Output each entry that follows exactly. Images stay out.

════════════════════

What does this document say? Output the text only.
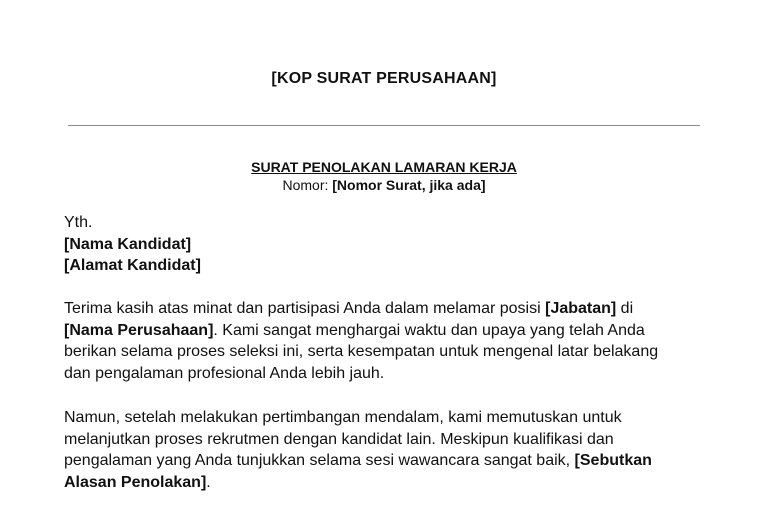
[KOP SURAT PERUSAHAAN]
SURAT PENOLAKAN LAMARAN KERJA
Nomor: [Nomor Surat, jika ada]
Yth.
[Nama Kandidat]
[Alamat Kandidat]
Terima kasih atas minat dan partisipasi Anda dalam melamar posisi [Jabatan] di
[Nama Perusahaan]. Kami sangat menghargai waktu dan upaya yang telah Anda
berikan selama proses seleksi ini, serta kesempatan untuk mengenal latar belakang
dan pengalaman profesional Anda lebih jauh.
Namun, setelah melakukan pertimbangan mendalam, kami memutuskan untuk
melanjutkan proses rekrutmen dengan kandidat lain. Meskipun kualifikasi dan
pengalaman yang Anda tunjukkan selama sesi wawancara sangat baik, [Sebutkan
Alasan Penolakan].
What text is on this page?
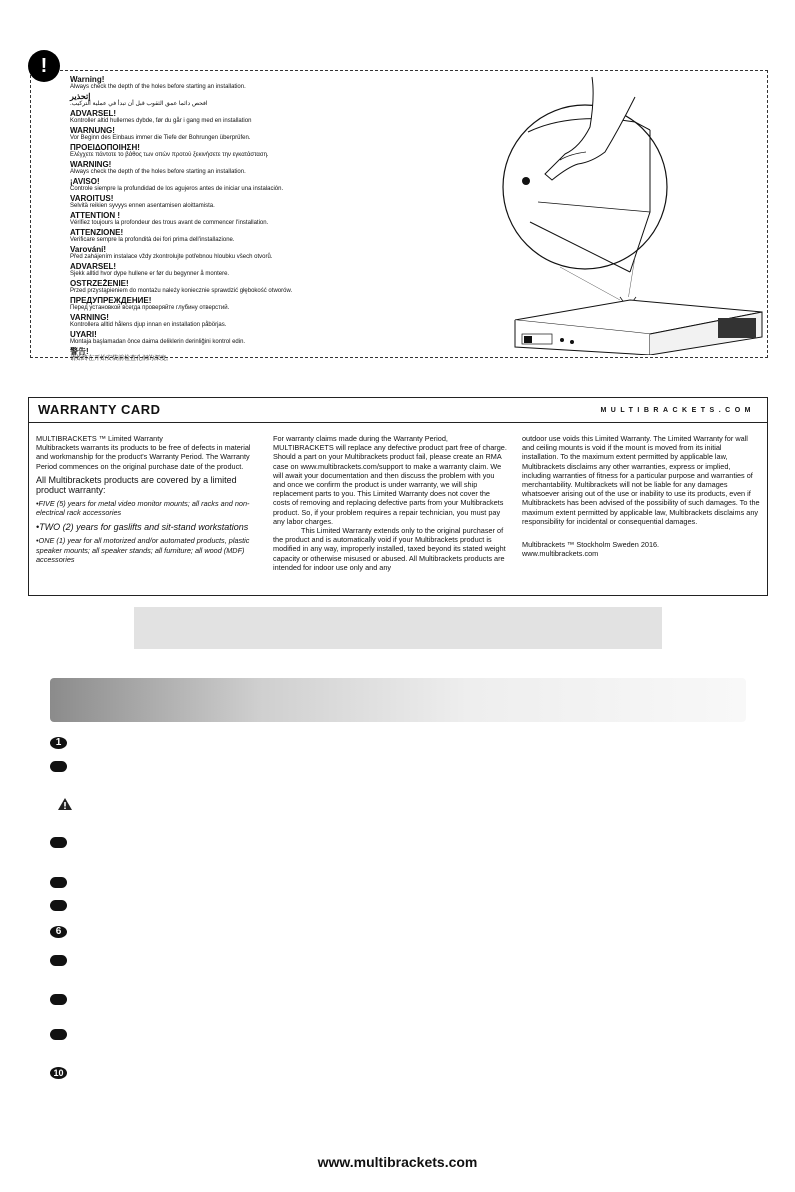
!
Warning!
Always check the depth of the holes before starting an installation.
إتحذير
افحص دائما عمق الثقوب قبل أن تبدأ في عملية التركيب.
ADVARSEL!
Kontroller altid hullernes dybde, før du går i gang med en installation
WARNUNG!
Vor Beginn des Einbaus immer die Tiefe der Bohrungen überprüfen.
ΠΡΟΕΙΔΟΠΟΙΗΣΗ!
Ελέγχετε πάντοτε το βάθος των οπών προτού ξεκινήσετε την εγκατάσταση.
WARNING!
Always check the depth of the holes before starting an installation.
¡AVISO!
Controle siempre la profundidad de los agujeros antes de iniciar una instalación.
VAROITUS!
Selvitä reikien syvyys ennen asentamisen aloittamista.
ATTENTION !
Vérifiez toujours la profondeur des trous avant de commencer l'installation.
ATTENZIONE!
Verificare sempre la profondità dei fori prima dell'installazione.
Varování!
Před zahájením instalace vždy zkontrolujte potřebnou hloubku všech otvorů.
ADVARSEL!
Sjekk alltid hvor dype hullene er før du begynner å montere.
OSTRZEŻENIE!
Przed przystąpieniem do montażu należy koniecznie sprawdzić głębokość otworów.
ПРЕДУПРЕЖДЕНИЕ!
Перед установкой всегда проверяйте глубину отверстий.
VARNING!
Kontrollera alltid hålens djup innan en installation påbörjas.
UYARI!
Montaja başlamadan önce daima deliklerin derinliğini kontrol edin.
警告!
请始终在开始安装前检查孔洞的深度。
WARRANTY CARD	MULTIBRACKETS.COM

MULTIBRACKETS ™ Limited Warranty

Multibrackets warrants its products to be free of defects in material and workmanship for the product's Warranty Period. The Warranty Period commences on the original purchase date of the product.

All Multibrackets products are covered by a limited product warranty:

•FIVE (5) years for metal video monitor mounts; all racks and non-electrical rack accessories

•TWO (2) years for gaslifts and sit-stand workstations

•ONE (1) year for all motorized and/or automated products, plastic speaker mounts; all speaker stands; all furniture; all wood (MDF) accessories

For warranty claims made during the Warranty Period, MULTIBRACKETS will replace any defective product part free of charge. Should a part on your Multibrackets product fail, please create an RMA case on www.multibrackets.com/support to make a warranty claim. We will await your documentation and then discuss the problem with you and once we confirm the product is under warranty, we will ship replacement parts to you. This Limited Warranty does not cover the costs of removing and replacing defective parts from your Multibrackets product. So, if your problem requires a repair technician, you must pay any labor charges.

This Limited Warranty extends only to the original purchaser of the product and is automatically void if your Multibrackets product is modified in any way, improperly installed, taxed beyond its stated weight capacity or otherwise misused or abused. All Multibrackets products are intended for indoor use only and any

outdoor use voids this Limited Warranty. The Limited Warranty for wall and ceiling mounts is void if the mount is moved from its initial installation. To the maximum extent permitted by applicable law, Multibrackets disclaims any other warranties, express or implied, including warranties of fitness for a particular purpose and warranties of merchantability. Multibrackets will not be liable for any damages whatsoever arising out of the use or inability to use its products, even if Multibrackets has been advised of the possibility of such damages. To the maximum extent permitted by applicable law, Multibrackets disclaims any responsibility for incidental or consequential damages.

Multibrackets ™ Stockholm Sweden 2016.

www.multibrackets.com

1
6
10
www.multibrackets.com
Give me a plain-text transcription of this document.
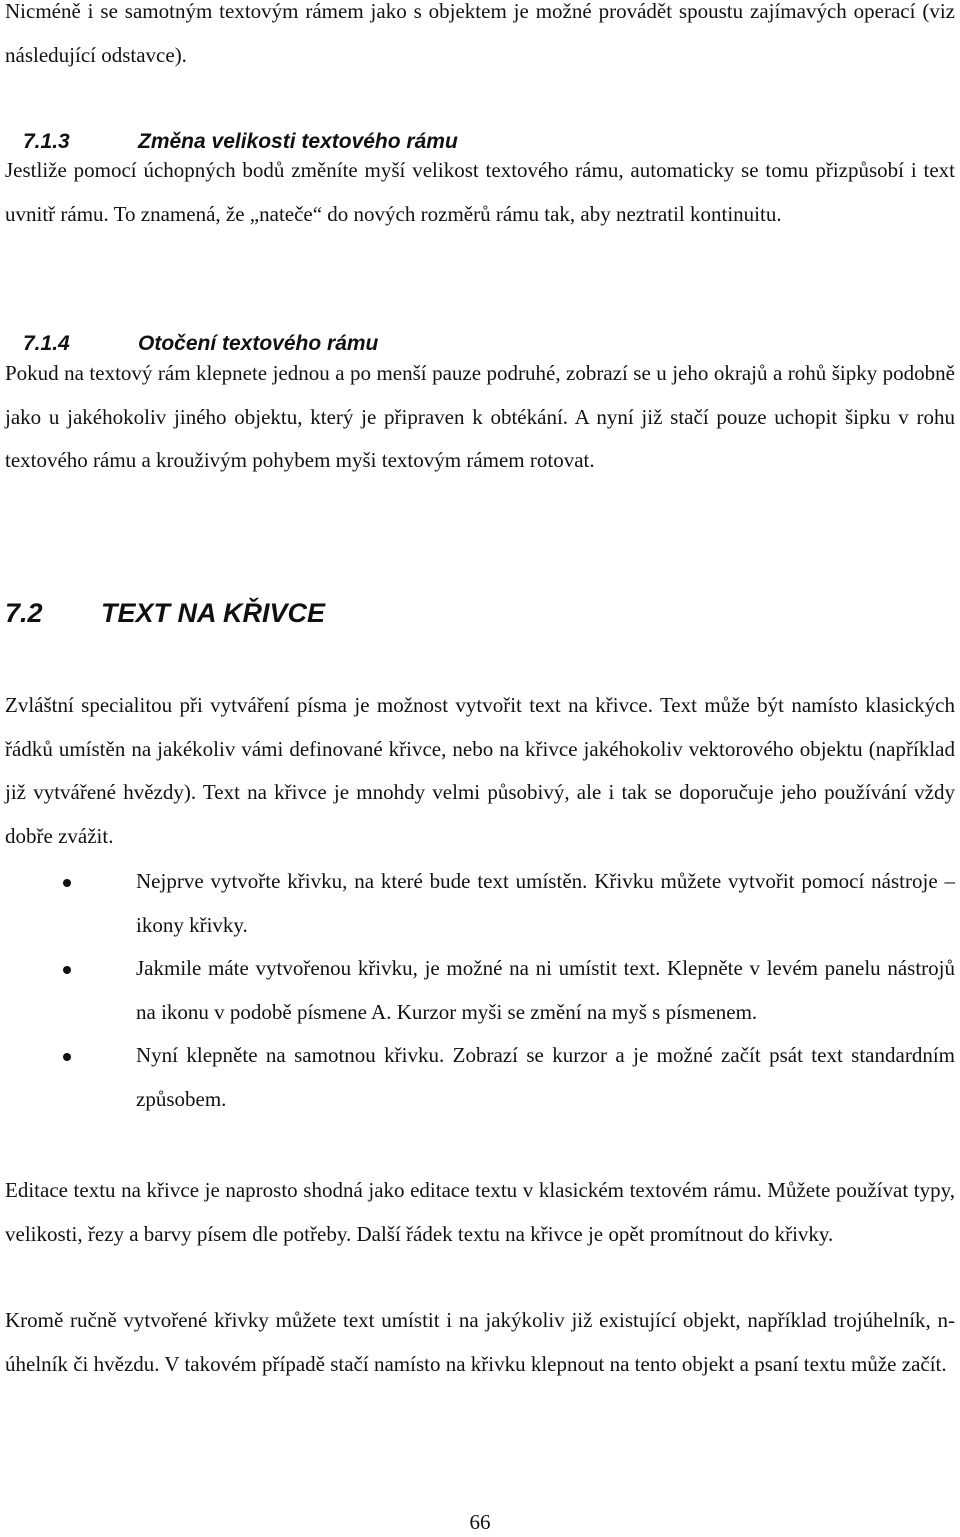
Nicméně i se samotným textovým rámem jako s objektem je možné provádět spoustu zajímavých operací (viz následující odstavce).

7.1.3	Změna velikosti textového rámu

Jestliže pomocí úchopných bodů změníte myší velikost textového rámu, automaticky se tomu přizpůsobí i text uvnitř rámu. To znamená, že „nateče“ do nových rozměrů rámu tak, aby neztratil kontinuitu.

7.1.4	Otočení textového rámu

Pokud na textový rám klepnete jednou a po menší pauze podruhé, zobrazí se u jeho okrajů a rohů šipky podobně jako u jakéhokoliv jiného objektu, který je připraven k obtékání. A nyní již stačí pouze uchopit šipku v rohu textového rámu a krouživým pohybem myši textovým rámem rotovat.

7.2 TEXT NA KŘIVCE

Zvláštní specialitou při vytváření písma je možnost vytvořit text na křivce. Text může být namísto klasických řádků umístěn na jakékoliv vámi definované křivce, nebo na křivce jakéhokoliv vektorového objektu (například již vytvářené hvězdy). Text na křivce je mnohdy velmi působivý, ale i tak se doporučuje jeho používání vždy dobře zvážit.

Nejprve vytvořte křivku, na které bude text umístěn. Křivku můžete vytvořit pomocí nástroje – ikony křivky.
Jakmile máte vytvořenou křivku, je možné na ni umístit text. Klepněte v levém panelu nástrojů na ikonu v podobě písmene A. Kurzor myši se změní na myš s písmenem.
Nyní klepněte na samotnou křivku. Zobrazí se kurzor a je možné začít psát text standardním způsobem.

Editace textu na křivce je naprosto shodná jako editace textu v klasickém textovém rámu. Můžete používat typy, velikosti, řezy a barvy písem dle potřeby. Další řádek textu na křivce je opět promítnout do křivky.

Kromě ručně vytvořené křivky můžete text umístit i na jakýkoliv již existující objekt, například trojúhelník, n-úhelník či hvězdu. V takovém případě stačí namísto na křivku klepnout na tento objekt a psaní textu může začít.

66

════════════════════

Answer to this task:
What does this document say? Output the text only.
[KOP SURAT PERUSAHAAN]
SURAT PENOLAKAN LAMARAN KERJA
Nomor: [Nomor Surat, jika ada]
Yth.
[Nama Kandidat]
[Alamat Kandidat]
Terima kasih atas minat dan partisipasi Anda dalam melamar posisi [Jabatan] di
[Nama Perusahaan]. Kami sangat menghargai waktu dan upaya yang telah Anda
berikan selama proses seleksi ini, serta kesempatan untuk mengenal latar belakang
dan pengalaman profesional Anda lebih jauh.
Namun, setelah melakukan pertimbangan mendalam, kami memutuskan untuk
melanjutkan proses rekrutmen dengan kandidat lain. Meskipun kualifikasi dan
pengalaman yang Anda tunjukkan selama sesi wawancara sangat baik, [Sebutkan
Alasan Penolakan].
What text is on this page?
!
Warning!
Always check the depth of the holes before starting an installation.
إتحذير
افحص دائما عمق الثقوب قبل أن تبدأ في عملية التركيب.
ADVARSEL!
Kontroller altid hullernes dybde, før du går i gang med en installation
WARNUNG!
Vor Beginn des Einbaus immer die Tiefe der Bohrungen überprüfen.
ΠΡΟΕΙΔΟΠΟΙΗΣΗ!
Ελέγχετε πάντοτε το βάθος των οπών προτού ξεκινήσετε την εγκατάσταση.
WARNING!
Always check the depth of the holes before starting an installation.
¡AVISO!
Controle siempre la profundidad de los agujeros antes de iniciar una instalación.
VAROITUS!
Selvitä reikien syvyys ennen asentamisen aloittamista.
ATTENTION !
Vérifiez toujours la profondeur des trous avant de commencer l'installation.
ATTENZIONE!
Verificare sempre la profondità dei fori prima dell'installazione.
Varování!
Před zahájením instalace vždy zkontrolujte potřebnou hloubku všech otvorů.
ADVARSEL!
Sjekk alltid hvor dype hullene er før du begynner å montere.
OSTRZEŻENIE!
Przed przystąpieniem do montażu należy koniecznie sprawdzić głębokość otworów.
ПРЕДУПРЕЖДЕНИЕ!
Перед установкой всегда проверяйте глубину отверстий.
VARNING!
Kontrollera alltid hålens djup innan en installation påbörjas.
UYARI!
Montaja başlamadan önce daima deliklerin derinliğini kontrol edin.
警告!
请始终在开始安装前检查孔洞的深度。
WARRANTY CARD	MULTIBRACKETS.COM

MULTIBRACKETS ™ Limited Warranty

Multibrackets warrants its products to be free of defects in material and workmanship for the product's Warranty Period. The Warranty Period commences on the original purchase date of the product.

All Multibrackets products are covered by a limited product warranty:

•FIVE (5) years for metal video monitor mounts; all racks and non-electrical rack accessories

•TWO (2) years for gaslifts and sit-stand workstations

•ONE (1) year for all motorized and/or automated products, plastic speaker mounts; all speaker stands; all furniture; all wood (MDF) accessories

For warranty claims made during the Warranty Period, MULTIBRACKETS will replace any defective product part free of charge. Should a part on your Multibrackets product fail, please create an RMA case on www.multibrackets.com/support to make a warranty claim. We will await your documentation and then discuss the problem with you and once we confirm the product is under warranty, we will ship replacement parts to you. This Limited Warranty does not cover the costs of removing and replacing defective parts from your Multibrackets product. So, if your problem requires a repair technician, you must pay any labor charges.

This Limited Warranty extends only to the original purchaser of the product and is automatically void if your Multibrackets product is modified in any way, improperly installed, taxed beyond its stated weight capacity or otherwise misused or abused. All Multibrackets products are intended for indoor use only and any

outdoor use voids this Limited Warranty. The Limited Warranty for wall and ceiling mounts is void if the mount is moved from its initial installation. To the maximum extent permitted by applicable law, Multibrackets disclaims any other warranties, express or implied, including warranties of fitness for a particular purpose and warranties of merchantability. Multibrackets will not be liable for any damages whatsoever arising out of the use or inability to use its products, even if Multibrackets has been advised of the possibility of such damages. To the maximum extent permitted by applicable law, Multibrackets disclaims any responsibility for incidental or consequential damages.

Multibrackets ™ Stockholm Sweden 2016.

www.multibrackets.com

1
6
10
www.multibrackets.com
Give me a plain-text transcription of this document.
Nicméně i se samotným textovým rámem jako s objektem je možné provádět spoustu zajímavých operací (viz následující odstavce).

7.1.3	Změna velikosti textového rámu

Jestliže pomocí úchopných bodů změníte myší velikost textového rámu, automaticky se tomu přizpůsobí i text uvnitř rámu. To znamená, že „nateče“ do nových rozměrů rámu tak, aby neztratil kontinuitu.

7.1.4	Otočení textového rámu

Pokud na textový rám klepnete jednou a po menší pauze podruhé, zobrazí se u jeho okrajů a rohů šipky podobně jako u jakéhokoliv jiného objektu, který je připraven k obtékání. A nyní již stačí pouze uchopit šipku v rohu textového rámu a krouživým pohybem myši textovým rámem rotovat.

7.2 TEXT NA KŘIVCE

Zvláštní specialitou při vytváření písma je možnost vytvořit text na křivce. Text může být namísto klasických řádků umístěn na jakékoliv vámi definované křivce, nebo na křivce jakéhokoliv vektorového objektu (například již vytvářené hvězdy). Text na křivce je mnohdy velmi působivý, ale i tak se doporučuje jeho používání vždy dobře zvážit.

Nejprve vytvořte křivku, na které bude text umístěn. Křivku můžete vytvořit pomocí nástroje – ikony křivky.
Jakmile máte vytvořenou křivku, je možné na ni umístit text. Klepněte v levém panelu nástrojů na ikonu v podobě písmene A. Kurzor myši se změní na myš s písmenem.
Nyní klepněte na samotnou křivku. Zobrazí se kurzor a je možné začít psát text standardním způsobem.

Editace textu na křivce je naprosto shodná jako editace textu v klasickém textovém rámu. Můžete používat typy, velikosti, řezy a barvy písem dle potřeby. Další řádek textu na křivce je opět promítnout do křivky.

Kromě ručně vytvořené křivky můžete text umístit i na jakýkoliv již existující objekt, například trojúhelník, n-úhelník či hvězdu. V takovém případě stačí namísto na křivku klepnout na tento objekt a psaní textu může začít.

66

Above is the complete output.